(Items from a data source)
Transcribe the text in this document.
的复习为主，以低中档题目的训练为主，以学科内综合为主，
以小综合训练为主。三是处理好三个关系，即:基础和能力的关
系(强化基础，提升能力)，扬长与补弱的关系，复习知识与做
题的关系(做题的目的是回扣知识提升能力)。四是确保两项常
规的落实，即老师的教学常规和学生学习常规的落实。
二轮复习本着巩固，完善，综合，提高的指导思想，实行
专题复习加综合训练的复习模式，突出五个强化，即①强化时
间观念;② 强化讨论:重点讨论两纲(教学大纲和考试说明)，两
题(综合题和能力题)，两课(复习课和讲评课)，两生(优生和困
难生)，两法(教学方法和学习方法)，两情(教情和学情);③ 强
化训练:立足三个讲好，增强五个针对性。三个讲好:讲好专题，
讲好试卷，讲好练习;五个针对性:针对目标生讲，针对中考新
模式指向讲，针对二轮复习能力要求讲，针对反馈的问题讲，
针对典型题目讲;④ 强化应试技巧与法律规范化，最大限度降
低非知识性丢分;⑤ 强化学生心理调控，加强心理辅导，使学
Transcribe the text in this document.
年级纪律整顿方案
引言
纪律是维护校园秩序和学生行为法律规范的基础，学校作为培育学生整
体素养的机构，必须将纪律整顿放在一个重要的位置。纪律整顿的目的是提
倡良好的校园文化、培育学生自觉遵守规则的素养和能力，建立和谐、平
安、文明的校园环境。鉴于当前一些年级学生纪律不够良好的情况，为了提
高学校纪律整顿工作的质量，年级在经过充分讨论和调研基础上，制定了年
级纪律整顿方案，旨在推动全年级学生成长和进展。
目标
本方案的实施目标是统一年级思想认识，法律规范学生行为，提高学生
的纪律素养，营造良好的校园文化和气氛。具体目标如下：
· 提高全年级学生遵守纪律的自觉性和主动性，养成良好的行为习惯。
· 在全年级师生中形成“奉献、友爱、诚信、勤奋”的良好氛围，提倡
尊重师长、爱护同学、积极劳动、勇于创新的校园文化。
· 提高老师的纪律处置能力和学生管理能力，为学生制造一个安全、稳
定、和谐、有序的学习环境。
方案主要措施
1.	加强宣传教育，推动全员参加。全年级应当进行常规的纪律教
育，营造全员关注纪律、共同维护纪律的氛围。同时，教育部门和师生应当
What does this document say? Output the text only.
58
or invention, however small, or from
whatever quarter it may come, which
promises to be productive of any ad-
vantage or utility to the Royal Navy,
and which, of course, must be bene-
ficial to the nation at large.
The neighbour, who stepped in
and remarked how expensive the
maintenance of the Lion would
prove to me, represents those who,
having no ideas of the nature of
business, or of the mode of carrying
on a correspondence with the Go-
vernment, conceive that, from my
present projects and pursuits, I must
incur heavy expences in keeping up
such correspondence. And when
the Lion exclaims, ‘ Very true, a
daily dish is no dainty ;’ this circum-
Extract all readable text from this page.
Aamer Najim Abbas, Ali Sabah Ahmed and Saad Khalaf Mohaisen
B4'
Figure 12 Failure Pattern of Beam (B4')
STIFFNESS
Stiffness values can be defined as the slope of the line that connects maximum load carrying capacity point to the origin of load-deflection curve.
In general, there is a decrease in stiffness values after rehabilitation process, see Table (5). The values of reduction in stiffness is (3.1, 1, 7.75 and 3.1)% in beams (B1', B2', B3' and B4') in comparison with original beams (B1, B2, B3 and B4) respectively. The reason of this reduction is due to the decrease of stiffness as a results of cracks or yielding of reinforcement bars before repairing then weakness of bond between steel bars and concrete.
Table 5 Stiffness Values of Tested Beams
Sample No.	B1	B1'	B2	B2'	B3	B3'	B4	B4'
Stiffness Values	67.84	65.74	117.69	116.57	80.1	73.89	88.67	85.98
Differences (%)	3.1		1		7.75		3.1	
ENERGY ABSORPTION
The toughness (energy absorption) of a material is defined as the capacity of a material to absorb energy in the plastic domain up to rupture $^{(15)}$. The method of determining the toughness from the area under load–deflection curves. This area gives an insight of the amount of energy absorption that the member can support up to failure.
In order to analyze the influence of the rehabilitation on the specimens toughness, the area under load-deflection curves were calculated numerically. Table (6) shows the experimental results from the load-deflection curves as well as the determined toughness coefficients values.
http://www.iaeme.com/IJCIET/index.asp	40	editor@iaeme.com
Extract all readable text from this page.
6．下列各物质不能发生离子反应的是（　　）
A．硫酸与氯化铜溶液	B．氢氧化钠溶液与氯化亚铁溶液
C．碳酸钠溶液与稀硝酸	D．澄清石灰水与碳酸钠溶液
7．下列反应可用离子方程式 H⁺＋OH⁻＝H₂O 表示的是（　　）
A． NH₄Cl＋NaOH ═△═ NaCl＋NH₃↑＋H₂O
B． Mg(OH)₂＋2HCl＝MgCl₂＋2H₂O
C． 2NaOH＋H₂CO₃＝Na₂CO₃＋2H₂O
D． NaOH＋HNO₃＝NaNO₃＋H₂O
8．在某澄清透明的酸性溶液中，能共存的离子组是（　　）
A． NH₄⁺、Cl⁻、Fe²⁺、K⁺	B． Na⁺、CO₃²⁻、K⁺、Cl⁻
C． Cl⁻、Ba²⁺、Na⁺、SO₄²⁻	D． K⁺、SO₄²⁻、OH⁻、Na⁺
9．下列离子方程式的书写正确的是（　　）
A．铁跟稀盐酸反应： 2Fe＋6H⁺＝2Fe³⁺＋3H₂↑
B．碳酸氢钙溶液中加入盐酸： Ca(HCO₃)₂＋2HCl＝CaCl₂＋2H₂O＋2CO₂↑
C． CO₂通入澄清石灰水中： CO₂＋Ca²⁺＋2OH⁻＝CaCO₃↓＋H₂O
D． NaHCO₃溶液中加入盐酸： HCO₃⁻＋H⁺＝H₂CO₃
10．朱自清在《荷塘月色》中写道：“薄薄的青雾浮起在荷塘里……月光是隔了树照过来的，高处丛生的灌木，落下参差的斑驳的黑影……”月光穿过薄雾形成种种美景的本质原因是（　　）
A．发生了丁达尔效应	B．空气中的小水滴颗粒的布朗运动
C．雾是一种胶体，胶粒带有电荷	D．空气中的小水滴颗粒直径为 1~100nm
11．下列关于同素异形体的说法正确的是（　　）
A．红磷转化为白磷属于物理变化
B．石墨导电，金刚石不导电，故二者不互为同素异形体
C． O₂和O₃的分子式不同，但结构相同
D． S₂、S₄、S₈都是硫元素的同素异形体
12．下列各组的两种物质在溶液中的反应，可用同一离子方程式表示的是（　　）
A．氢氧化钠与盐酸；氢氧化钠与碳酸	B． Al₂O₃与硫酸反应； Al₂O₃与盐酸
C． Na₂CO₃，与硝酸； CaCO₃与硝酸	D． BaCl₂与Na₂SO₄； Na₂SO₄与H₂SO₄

◆ **INSTRUCTION**
The records above should all be quoted exactly, please.

◆ **ANSWER**
Transcribe the text in this document.
的复习为主，以低中档题目的训练为主，以学科内综合为主，
以小综合训练为主。三是处理好三个关系，即:基础和能力的关
系(强化基础，提升能力)，扬长与补弱的关系，复习知识与做
题的关系(做题的目的是回扣知识提升能力)。四是确保两项常
规的落实，即老师的教学常规和学生学习常规的落实。
二轮复习本着巩固，完善，综合，提高的指导思想，实行
专题复习加综合训练的复习模式，突出五个强化，即①强化时
间观念;② 强化讨论:重点讨论两纲(教学大纲和考试说明)，两
题(综合题和能力题)，两课(复习课和讲评课)，两生(优生和困
难生)，两法(教学方法和学习方法)，两情(教情和学情);③ 强
化训练:立足三个讲好，增强五个针对性。三个讲好:讲好专题，
讲好试卷，讲好练习;五个针对性:针对目标生讲，针对中考新
模式指向讲，针对二轮复习能力要求讲，针对反馈的问题讲，
针对典型题目讲;④ 强化应试技巧与法律规范化，最大限度降
低非知识性丢分;⑤ 强化学生心理调控，加强心理辅导，使学
Transcribe the text in this document.
年级纪律整顿方案
引言
纪律是维护校园秩序和学生行为法律规范的基础，学校作为培育学生整
体素养的机构，必须将纪律整顿放在一个重要的位置。纪律整顿的目的是提
倡良好的校园文化、培育学生自觉遵守规则的素养和能力，建立和谐、平
安、文明的校园环境。鉴于当前一些年级学生纪律不够良好的情况，为了提
高学校纪律整顿工作的质量，年级在经过充分讨论和调研基础上，制定了年
级纪律整顿方案，旨在推动全年级学生成长和进展。
目标
本方案的实施目标是统一年级思想认识，法律规范学生行为，提高学生
的纪律素养，营造良好的校园文化和气氛。具体目标如下：
· 提高全年级学生遵守纪律的自觉性和主动性，养成良好的行为习惯。
· 在全年级师生中形成“奉献、友爱、诚信、勤奋”的良好氛围，提倡
尊重师长、爱护同学、积极劳动、勇于创新的校园文化。
· 提高老师的纪律处置能力和学生管理能力，为学生制造一个安全、稳
定、和谐、有序的学习环境。
方案主要措施
1.	加强宣传教育，推动全员参加。全年级应当进行常规的纪律教
育，营造全员关注纪律、共同维护纪律的氛围。同时，教育部门和师生应当
What does this document say? Output the text only.
58
or invention, however small, or from
whatever quarter it may come, which
promises to be productive of any ad-
vantage or utility to the Royal Navy,
and which, of course, must be bene-
ficial to the nation at large.
The neighbour, who stepped in
and remarked how expensive the
maintenance of the Lion would
prove to me, represents those who,
having no ideas of the nature of
business, or of the mode of carrying
on a correspondence with the Go-
vernment, conceive that, from my
present projects and pursuits, I must
incur heavy expences in keeping up
such correspondence. And when
the Lion exclaims, ‘ Very true, a
daily dish is no dainty ;’ this circum-
Extract all readable text from this page.
Aamer Najim Abbas, Ali Sabah Ahmed and Saad Khalaf Mohaisen
B4'
Figure 12 Failure Pattern of Beam (B4')
STIFFNESS
Stiffness values can be defined as the slope of the line that connects maximum load carrying capacity point to the origin of load-deflection curve.
In general, there is a decrease in stiffness values after rehabilitation process, see Table (5). The values of reduction in stiffness is (3.1, 1, 7.75 and 3.1)% in beams (B1', B2', B3' and B4') in comparison with original beams (B1, B2, B3 and B4) respectively. The reason of this reduction is due to the decrease of stiffness as a results of cracks or yielding of reinforcement bars before repairing then weakness of bond between steel bars and concrete.
Table 5 Stiffness Values of Tested Beams
Sample No.	B1	B1'	B2	B2'	B3	B3'	B4	B4'
Stiffness Values	67.84	65.74	117.69	116.57	80.1	73.89	88.67	85.98
Differences (%)	3.1		1		7.75		3.1	
ENERGY ABSORPTION
The toughness (energy absorption) of a material is defined as the capacity of a material to absorb energy in the plastic domain up to rupture $^{(15)}$. The method of determining the toughness from the area under load–deflection curves. This area gives an insight of the amount of energy absorption that the member can support up to failure.
In order to analyze the influence of the rehabilitation on the specimens toughness, the area under load-deflection curves were calculated numerically. Table (6) shows the experimental results from the load-deflection curves as well as the determined toughness coefficients values.
http://www.iaeme.com/IJCIET/index.asp	40	editor@iaeme.com
Extract all readable text from this page.
6．下列各物质不能发生离子反应的是（　　）
A．硫酸与氯化铜溶液	B．氢氧化钠溶液与氯化亚铁溶液
C．碳酸钠溶液与稀硝酸	D．澄清石灰水与碳酸钠溶液
7．下列反应可用离子方程式 H⁺＋OH⁻＝H₂O 表示的是（　　）
A． NH₄Cl＋NaOH ═△═ NaCl＋NH₃↑＋H₂O
B． Mg(OH)₂＋2HCl＝MgCl₂＋2H₂O
C． 2NaOH＋H₂CO₃＝Na₂CO₃＋2H₂O
D． NaOH＋HNO₃＝NaNO₃＋H₂O
8．在某澄清透明的酸性溶液中，能共存的离子组是（　　）
A． NH₄⁺、Cl⁻、Fe²⁺、K⁺	B． Na⁺、CO₃²⁻、K⁺、Cl⁻
C． Cl⁻、Ba²⁺、Na⁺、SO₄²⁻	D． K⁺、SO₄²⁻、OH⁻、Na⁺
9．下列离子方程式的书写正确的是（　　）
A．铁跟稀盐酸反应： 2Fe＋6H⁺＝2Fe³⁺＋3H₂↑
B．碳酸氢钙溶液中加入盐酸： Ca(HCO₃)₂＋2HCl＝CaCl₂＋2H₂O＋2CO₂↑
C． CO₂通入澄清石灰水中： CO₂＋Ca²⁺＋2OH⁻＝CaCO₃↓＋H₂O
D． NaHCO₃溶液中加入盐酸： HCO₃⁻＋H⁺＝H₂CO₃
10．朱自清在《荷塘月色》中写道：“薄薄的青雾浮起在荷塘里……月光是隔了树照过来的，高处丛生的灌木，落下参差的斑驳的黑影……”月光穿过薄雾形成种种美景的本质原因是（　　）
A．发生了丁达尔效应	B．空气中的小水滴颗粒的布朗运动
C．雾是一种胶体，胶粒带有电荷	D．空气中的小水滴颗粒直径为 1~100nm
11．下列关于同素异形体的说法正确的是（　　）
A．红磷转化为白磷属于物理变化
B．石墨导电，金刚石不导电，故二者不互为同素异形体
C． O₂和O₃的分子式不同，但结构相同
D． S₂、S₄、S₈都是硫元素的同素异形体
12．下列各组的两种物质在溶液中的反应，可用同一离子方程式表示的是（　　）
A．氢氧化钠与盐酸；氢氧化钠与碳酸	B． Al₂O₃与硫酸反应； Al₂O₃与盐酸
C． Na₂CO₃，与硝酸； CaCO₃与硝酸	D． BaCl₂与Na₂SO₄； Na₂SO₄与H₂SO₄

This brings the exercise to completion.